-- DATASET CONTENT start --

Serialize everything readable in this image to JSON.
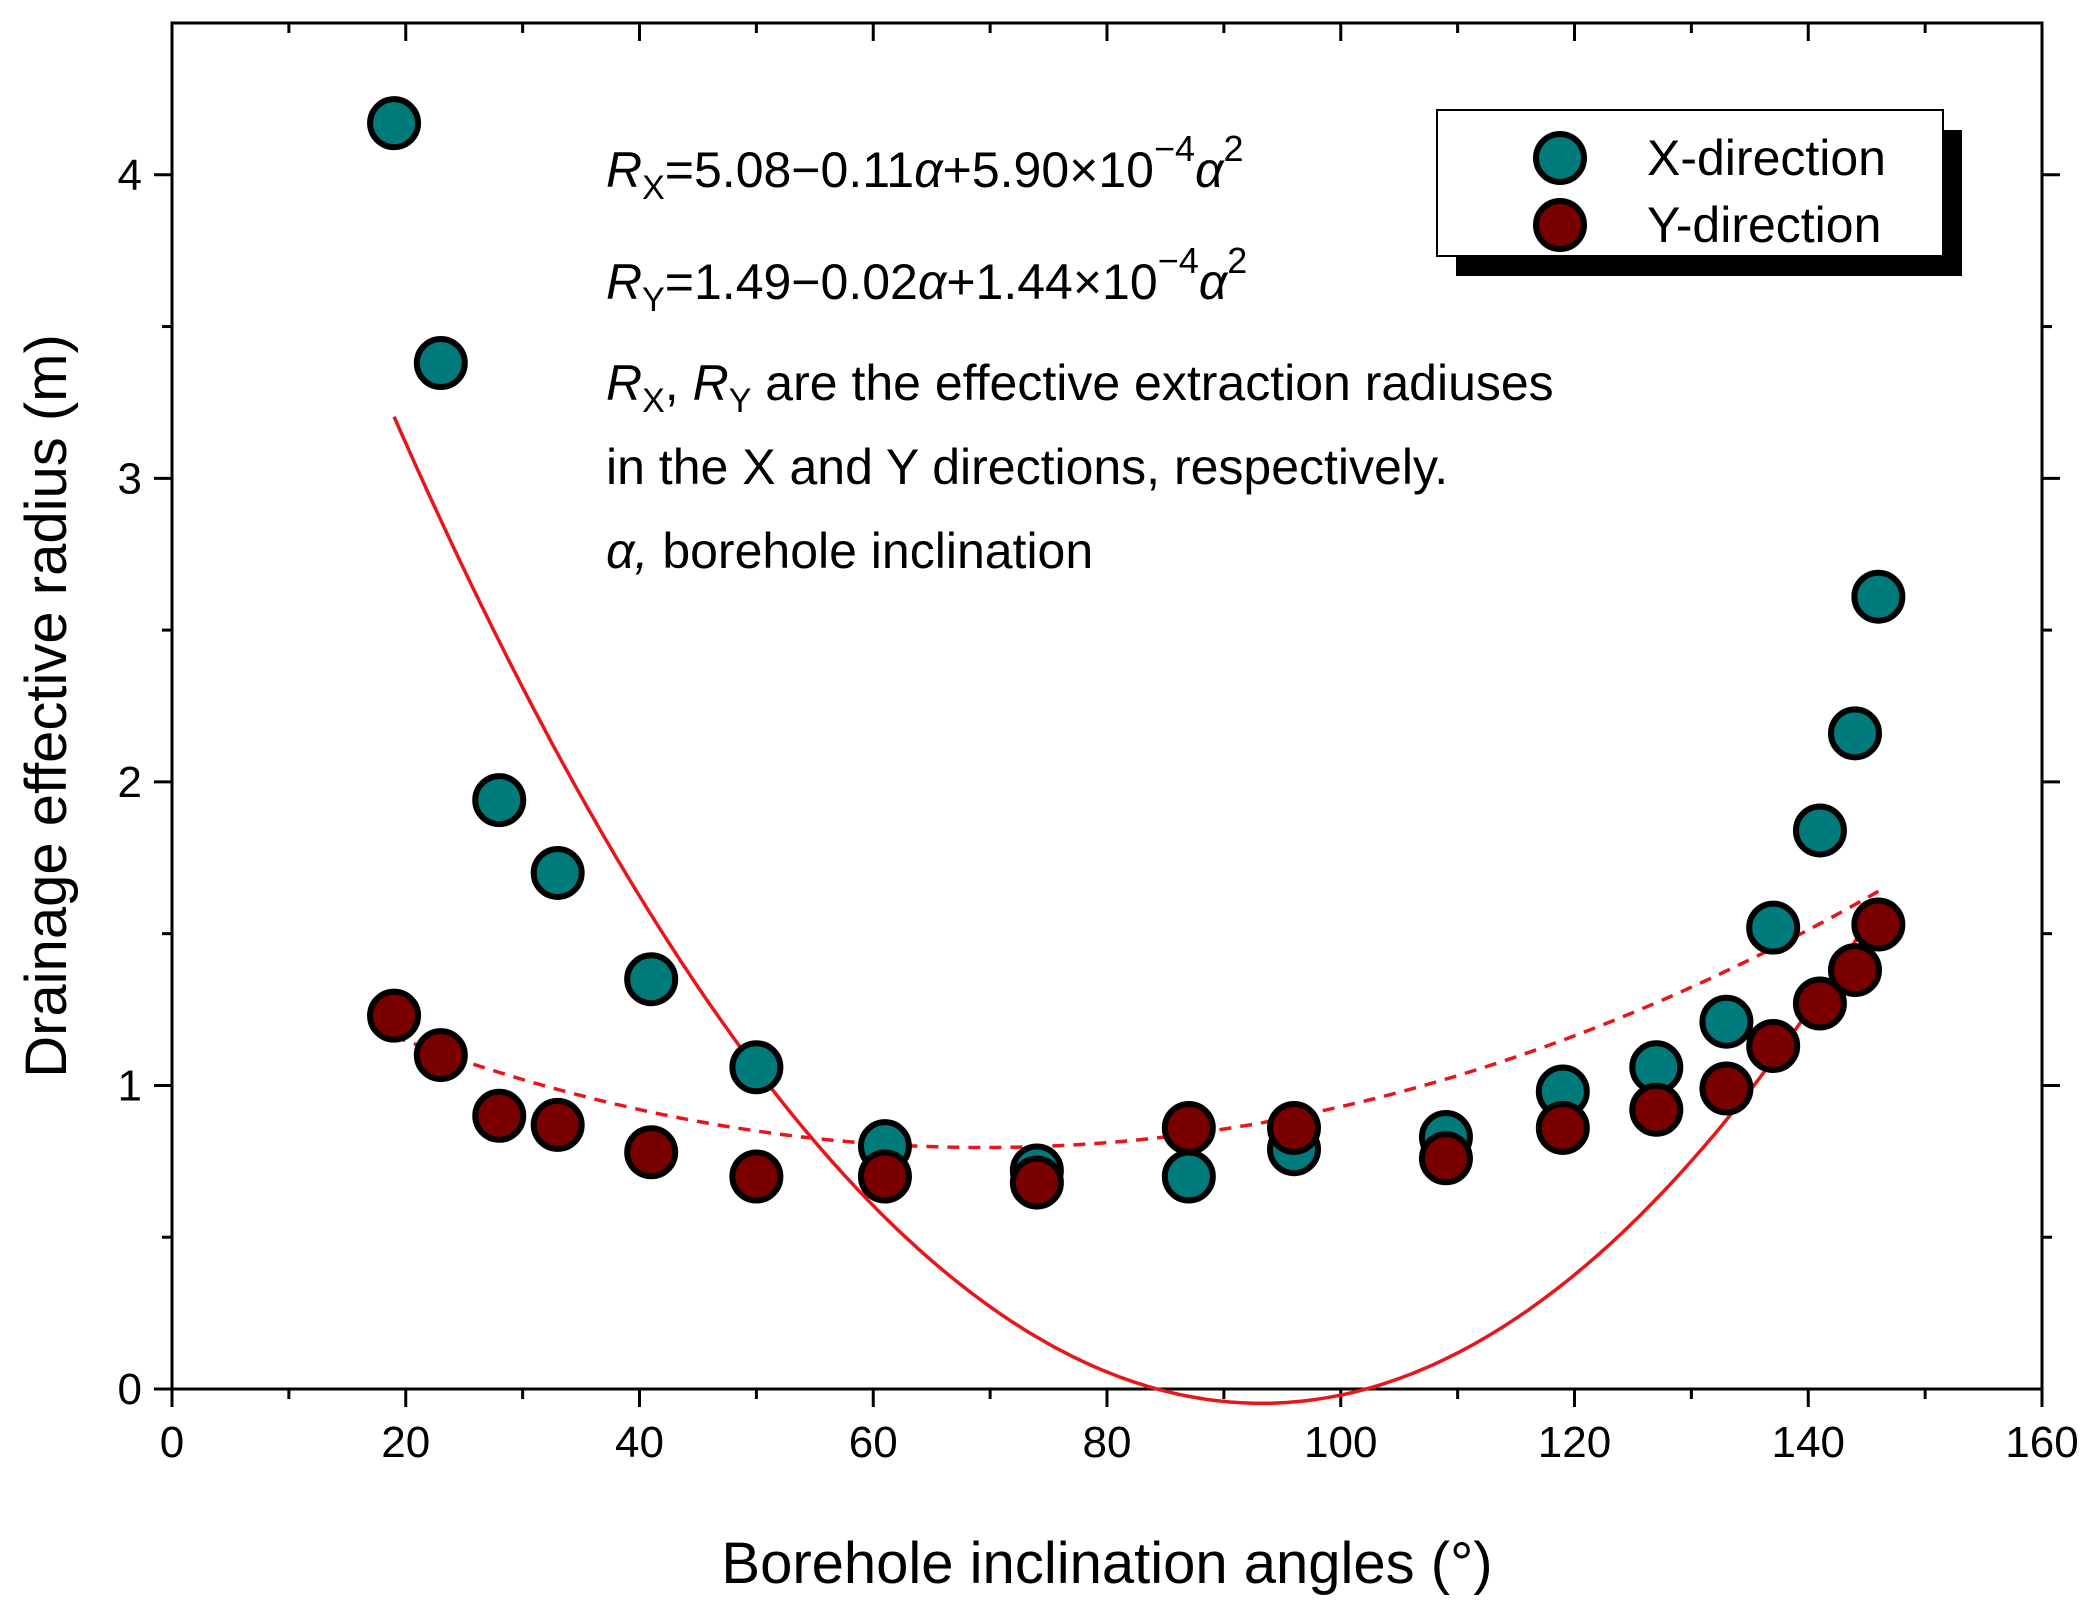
{
  "chart_data": {
    "type": "scatter",
    "title": "",
    "xlabel": "Borehole inclination angles (°)",
    "ylabel": "Drainage effective radius (m)",
    "xlim": [
      0,
      160
    ],
    "ylim": [
      0,
      4.5
    ],
    "xticks": [
      0,
      20,
      40,
      60,
      80,
      100,
      120,
      140,
      160
    ],
    "xtick_labels": [
      "0",
      "20",
      "40",
      "60",
      "80",
      "100",
      "120",
      "140",
      "160"
    ],
    "yticks": [
      0,
      1,
      2,
      3,
      4
    ],
    "ytick_labels": [
      "0",
      "1",
      "2",
      "3",
      "4"
    ],
    "legend_position": "top-right",
    "grid": false,
    "series": [
      {
        "name": "X-direction",
        "color": "#007b7b",
        "x": [
          19,
          23,
          28,
          33,
          41,
          50,
          61,
          74,
          87,
          96,
          109,
          119,
          127,
          133,
          137,
          141,
          144,
          146
        ],
        "y": [
          4.17,
          3.38,
          1.94,
          1.7,
          1.35,
          1.06,
          0.8,
          0.72,
          0.7,
          0.79,
          0.83,
          0.98,
          1.06,
          1.21,
          1.52,
          1.84,
          2.16,
          2.61
        ]
      },
      {
        "name": "Y-direction",
        "color": "#7a0000",
        "x": [
          19,
          23,
          28,
          33,
          41,
          50,
          61,
          74,
          87,
          96,
          109,
          119,
          127,
          133,
          137,
          141,
          144,
          146
        ],
        "y": [
          1.23,
          1.1,
          0.9,
          0.87,
          0.78,
          0.7,
          0.7,
          0.68,
          0.86,
          0.86,
          0.76,
          0.86,
          0.92,
          0.99,
          1.13,
          1.27,
          1.38,
          1.53
        ]
      }
    ],
    "fits": [
      {
        "name": "X-direction fit",
        "color": "#e8161b",
        "style": "solid",
        "coefficients": [
          5.08,
          -0.11,
          0.00059
        ],
        "x_range": [
          19,
          146
        ]
      },
      {
        "name": "Y-direction fit",
        "color": "#e8161b",
        "style": "dashed",
        "coefficients": [
          1.49,
          -0.02,
          0.000144
        ],
        "x_range": [
          19,
          146
        ]
      }
    ],
    "annotations": {
      "rx_sym": "R",
      "rx_sub": "X",
      "rx_body": "=5.08−0.11",
      "alpha": "α",
      "rx_mid": "+5.90×10",
      "exp": "−4",
      "sq": "2",
      "ry_sym": "R",
      "ry_sub": "Y",
      "ry_body": "=1.49−0.02",
      "ry_mid": "+1.44×10",
      "line3_sep": ", ",
      "line3_rest": " are the effective extraction radiuses",
      "line4": "in the X and Y directions, respectively.",
      "line5_alpha": "α,",
      "line5_rest": " borehole inclination"
    }
  }
}
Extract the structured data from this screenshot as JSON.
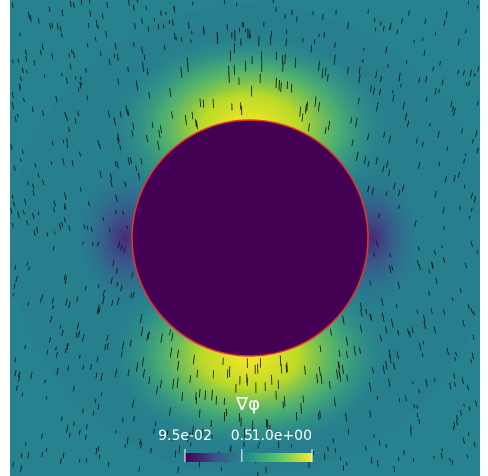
{
  "colorbar": {
    "title": "∇φ",
    "range": [
      0.095,
      1.0
    ],
    "ticks": [
      {
        "value": 0.095,
        "label": "9.5e-02"
      },
      0.5,
      {
        "value": 1.0,
        "label": "1.0e+00"
      }
    ]
  }
}
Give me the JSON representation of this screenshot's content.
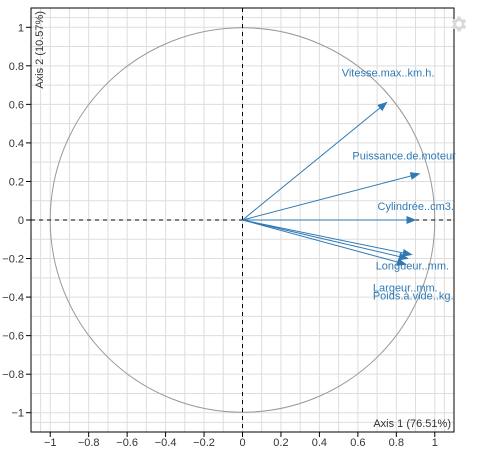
{
  "toolbar": {
    "settings_icon": "gear-icon"
  },
  "chart_data": {
    "type": "pca-variable-factor-map",
    "xlabel": "Axis 1 (76.51%)",
    "ylabel": "Axis 2 (10.57%)",
    "xlim": [
      -1.1,
      1.1
    ],
    "ylim": [
      -1.1,
      1.1
    ],
    "grid": true,
    "x_ticks": [
      -1,
      -0.8,
      -0.6,
      -0.4,
      -0.2,
      0,
      0.2,
      0.4,
      0.6,
      0.8,
      1
    ],
    "y_ticks": [
      -1,
      -0.8,
      -0.6,
      -0.4,
      -0.2,
      0,
      0.2,
      0.4,
      0.6,
      0.8,
      1
    ],
    "x_tick_labels": [
      "−1",
      "−0.8",
      "−0.6",
      "−0.4",
      "−0.2",
      "0",
      "0.2",
      "0.4",
      "0.6",
      "0.8",
      "1"
    ],
    "y_tick_labels": [
      "−1",
      "−0.8",
      "−0.6",
      "−0.4",
      "−0.2",
      "0",
      "0.2",
      "0.4",
      "0.6",
      "0.8",
      "1"
    ],
    "circle_radius": 1,
    "arrow_color": "#2f7ab5",
    "circle_color": "#999999",
    "grid_color": "#dddddd",
    "variables": [
      {
        "name": "Vitesse.max..km.h.",
        "x": 0.75,
        "y": 0.61
      },
      {
        "name": "Puissance.de.moteur",
        "x": 0.92,
        "y": 0.24
      },
      {
        "name": "Cylindrée..cm3.",
        "x": 0.9,
        "y": 0.0
      },
      {
        "name": "Longueur..mm.",
        "x": 0.88,
        "y": -0.18
      },
      {
        "name": "Largeur..mm.",
        "x": 0.85,
        "y": -0.23
      },
      {
        "name": "Poids.à.vide..kg.",
        "x": 0.86,
        "y": -0.2
      }
    ]
  }
}
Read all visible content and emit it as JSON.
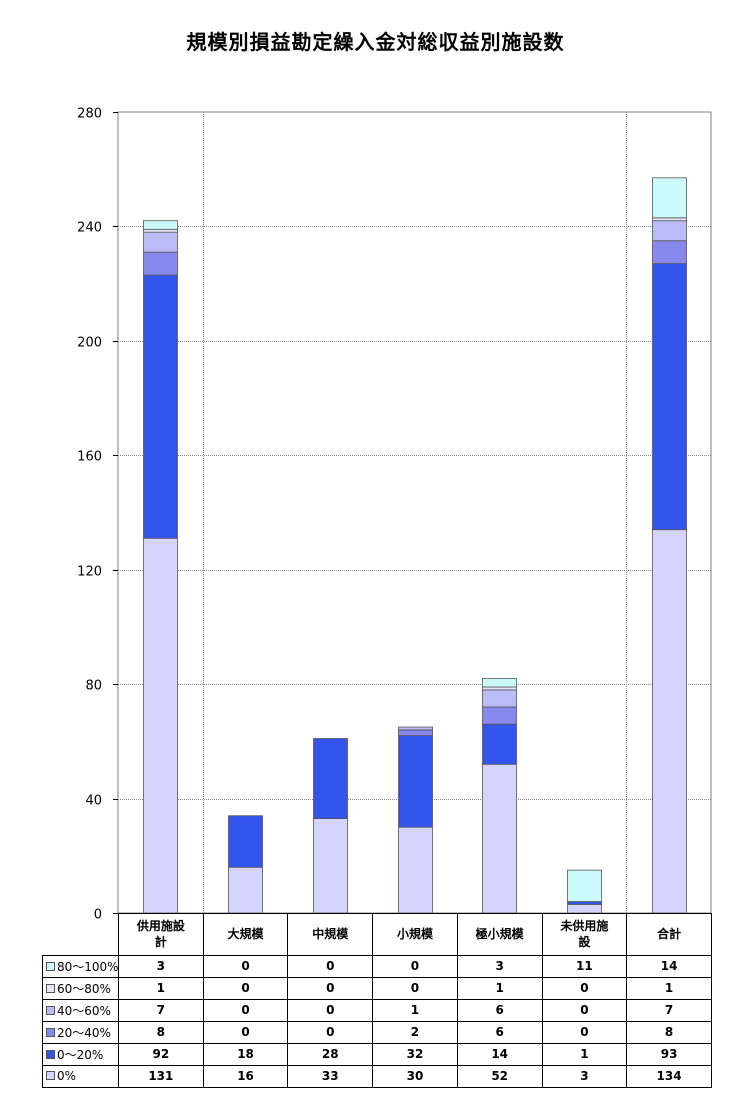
{
  "chart_data": {
    "type": "bar",
    "stacked": true,
    "title": "規模別損益勘定繰入金対総収益別施設数",
    "categories": [
      "供用施設計",
      "大規模",
      "中規模",
      "小規模",
      "極小規模",
      "未供用施設",
      "合計"
    ],
    "category_lines": [
      [
        "供用施設",
        "計"
      ],
      [
        "大規模"
      ],
      [
        "中規模"
      ],
      [
        "小規模"
      ],
      [
        "極小規模"
      ],
      [
        "未供用施",
        "設"
      ],
      [
        "合計"
      ]
    ],
    "ylim": [
      0,
      280
    ],
    "yticks": [
      "0",
      "40",
      "80",
      "120",
      "160",
      "200",
      "240",
      "280"
    ],
    "grid": true,
    "legend_placement": "table-left",
    "series": [
      {
        "name": "0%",
        "color": "#d4d4ff",
        "values": [
          131,
          16,
          33,
          30,
          52,
          3,
          134
        ]
      },
      {
        "name": "0〜20%",
        "color": "#3355ee",
        "values": [
          92,
          18,
          28,
          32,
          14,
          1,
          93
        ]
      },
      {
        "name": "20〜40%",
        "color": "#8888ee",
        "values": [
          8,
          0,
          0,
          2,
          6,
          0,
          8
        ]
      },
      {
        "name": "40〜60%",
        "color": "#bbbbf5",
        "values": [
          7,
          0,
          0,
          1,
          6,
          0,
          7
        ]
      },
      {
        "name": "60〜80%",
        "color": "#e6e6ff",
        "values": [
          1,
          0,
          0,
          0,
          1,
          0,
          1
        ]
      },
      {
        "name": "80〜100%",
        "color": "#ccfafa",
        "values": [
          3,
          0,
          0,
          0,
          3,
          11,
          14
        ]
      }
    ]
  }
}
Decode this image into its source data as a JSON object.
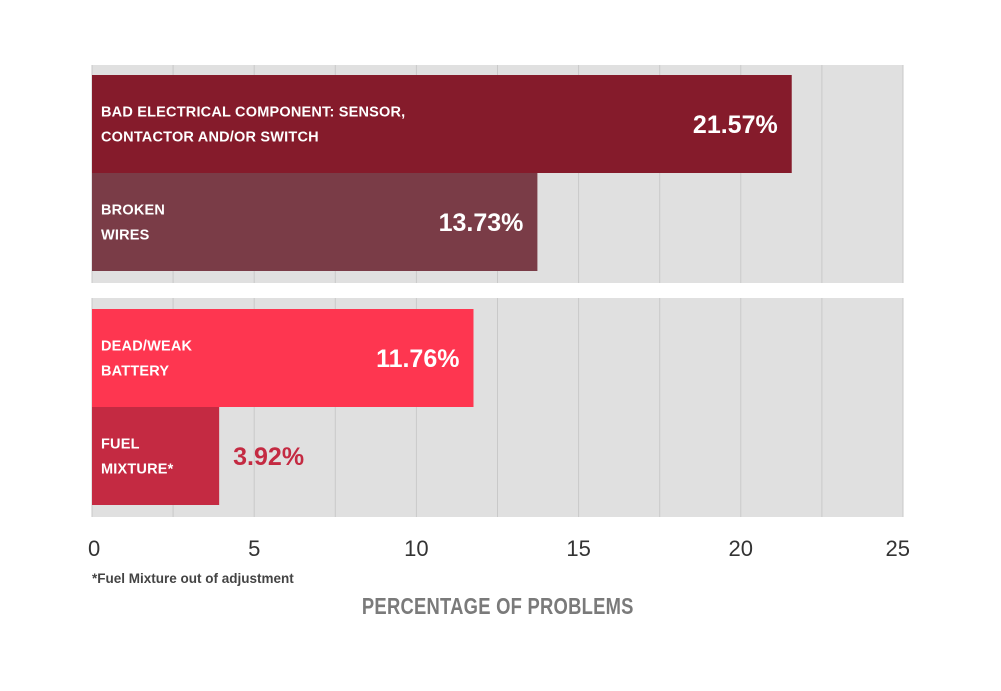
{
  "chart_data": {
    "type": "bar",
    "orientation": "horizontal",
    "xlabel": "PERCENTAGE OF PROBLEMS",
    "xlim": [
      0,
      25
    ],
    "xticks": [
      0,
      5,
      10,
      15,
      20,
      25
    ],
    "grid": true,
    "footnote": "*Fuel Mixture out of adjustment",
    "groups": [
      {
        "bars": [
          {
            "label_lines": [
              "BAD ELECTRICAL COMPONENT: SENSOR,",
              "CONTACTOR AND/OR SWITCH"
            ],
            "value": 21.57,
            "value_label": "21.57%",
            "color": "#851b2b"
          },
          {
            "label_lines": [
              "BROKEN",
              "WIRES"
            ],
            "value": 13.73,
            "value_label": "13.73%",
            "color": "#7a3c47"
          }
        ]
      },
      {
        "bars": [
          {
            "label_lines": [
              "DEAD/WEAK",
              "BATTERY"
            ],
            "value": 11.76,
            "value_label": "11.76%",
            "color": "#fe3650"
          },
          {
            "label_lines": [
              "FUEL",
              "MIXTURE*"
            ],
            "value": 3.92,
            "value_label": "3.92%",
            "color": "#c42a42"
          }
        ]
      }
    ]
  },
  "colors": {
    "panel_bg": "#e0e0e0",
    "grid": "#c9c9c9",
    "value_outside": "#c42a42"
  }
}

-- DATASET CONTENT end --

> YOUR INSTRUCTIONS:
Pick out the lines above containing the word "type", then copy them.

> FINAL RESULT:
    "type": "scatter",
    "type": "pca-variable-factor-map",
    "type": "bar",
    "type": "bar",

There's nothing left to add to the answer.